Copy the records word for word from the start through the line that contains "main-toolbar: Add Images", including that line.

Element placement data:

━━━━━━━━━━

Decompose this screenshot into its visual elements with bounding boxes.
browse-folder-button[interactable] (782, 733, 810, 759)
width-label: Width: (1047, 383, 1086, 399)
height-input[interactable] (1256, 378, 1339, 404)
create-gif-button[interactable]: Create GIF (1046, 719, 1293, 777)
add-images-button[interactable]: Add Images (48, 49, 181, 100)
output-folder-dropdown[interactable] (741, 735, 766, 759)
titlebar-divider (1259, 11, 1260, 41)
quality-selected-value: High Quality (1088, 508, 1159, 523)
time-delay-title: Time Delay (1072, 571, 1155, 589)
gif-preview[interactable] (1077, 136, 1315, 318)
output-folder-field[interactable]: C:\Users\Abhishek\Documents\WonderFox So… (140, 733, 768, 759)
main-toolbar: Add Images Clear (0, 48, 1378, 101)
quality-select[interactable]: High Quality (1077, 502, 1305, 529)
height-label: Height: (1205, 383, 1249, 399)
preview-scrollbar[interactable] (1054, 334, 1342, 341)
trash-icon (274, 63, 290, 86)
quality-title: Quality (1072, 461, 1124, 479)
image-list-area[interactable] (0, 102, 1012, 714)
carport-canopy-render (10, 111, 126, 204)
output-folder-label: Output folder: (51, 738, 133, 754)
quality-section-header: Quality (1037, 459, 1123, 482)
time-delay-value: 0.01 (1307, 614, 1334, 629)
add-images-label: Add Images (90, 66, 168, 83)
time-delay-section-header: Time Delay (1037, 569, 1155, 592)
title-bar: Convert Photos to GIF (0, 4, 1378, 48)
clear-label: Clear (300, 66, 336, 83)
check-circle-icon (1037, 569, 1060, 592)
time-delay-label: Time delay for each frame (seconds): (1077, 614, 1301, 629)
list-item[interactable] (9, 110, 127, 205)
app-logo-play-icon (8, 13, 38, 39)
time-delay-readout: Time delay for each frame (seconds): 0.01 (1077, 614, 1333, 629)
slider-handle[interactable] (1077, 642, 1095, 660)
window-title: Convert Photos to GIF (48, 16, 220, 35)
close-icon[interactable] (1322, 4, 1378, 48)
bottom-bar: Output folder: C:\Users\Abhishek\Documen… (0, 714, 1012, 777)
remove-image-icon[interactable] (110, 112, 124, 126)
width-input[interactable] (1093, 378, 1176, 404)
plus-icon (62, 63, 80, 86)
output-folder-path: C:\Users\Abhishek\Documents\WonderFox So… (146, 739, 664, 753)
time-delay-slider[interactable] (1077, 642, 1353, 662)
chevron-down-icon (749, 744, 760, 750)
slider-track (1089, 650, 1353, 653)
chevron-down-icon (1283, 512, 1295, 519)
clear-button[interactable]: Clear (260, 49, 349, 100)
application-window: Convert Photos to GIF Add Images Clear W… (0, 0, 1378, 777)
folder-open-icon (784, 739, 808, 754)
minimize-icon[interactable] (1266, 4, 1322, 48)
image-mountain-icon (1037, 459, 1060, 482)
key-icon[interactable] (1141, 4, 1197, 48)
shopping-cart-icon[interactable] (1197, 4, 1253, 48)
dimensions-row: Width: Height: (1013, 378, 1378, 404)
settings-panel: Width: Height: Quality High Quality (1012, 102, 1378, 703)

━━━━━━━━━━

**Exercise response**
Decompose this screenshot into its visual elements with bounding boxes.
browse-folder-button[interactable] (782, 733, 810, 759)
width-label: Width: (1047, 383, 1086, 399)
height-input[interactable] (1256, 378, 1339, 404)
create-gif-button[interactable]: Create GIF (1046, 719, 1293, 777)
add-images-button[interactable]: Add Images (48, 49, 181, 100)
output-folder-dropdown[interactable] (741, 735, 766, 759)
titlebar-divider (1259, 11, 1260, 41)
quality-selected-value: High Quality (1088, 508, 1159, 523)
time-delay-title: Time Delay (1072, 571, 1155, 589)
gif-preview[interactable] (1077, 136, 1315, 318)
output-folder-field[interactable]: C:\Users\Abhishek\Documents\WonderFox So… (140, 733, 768, 759)
main-toolbar: Add Images Clear (0, 48, 1378, 101)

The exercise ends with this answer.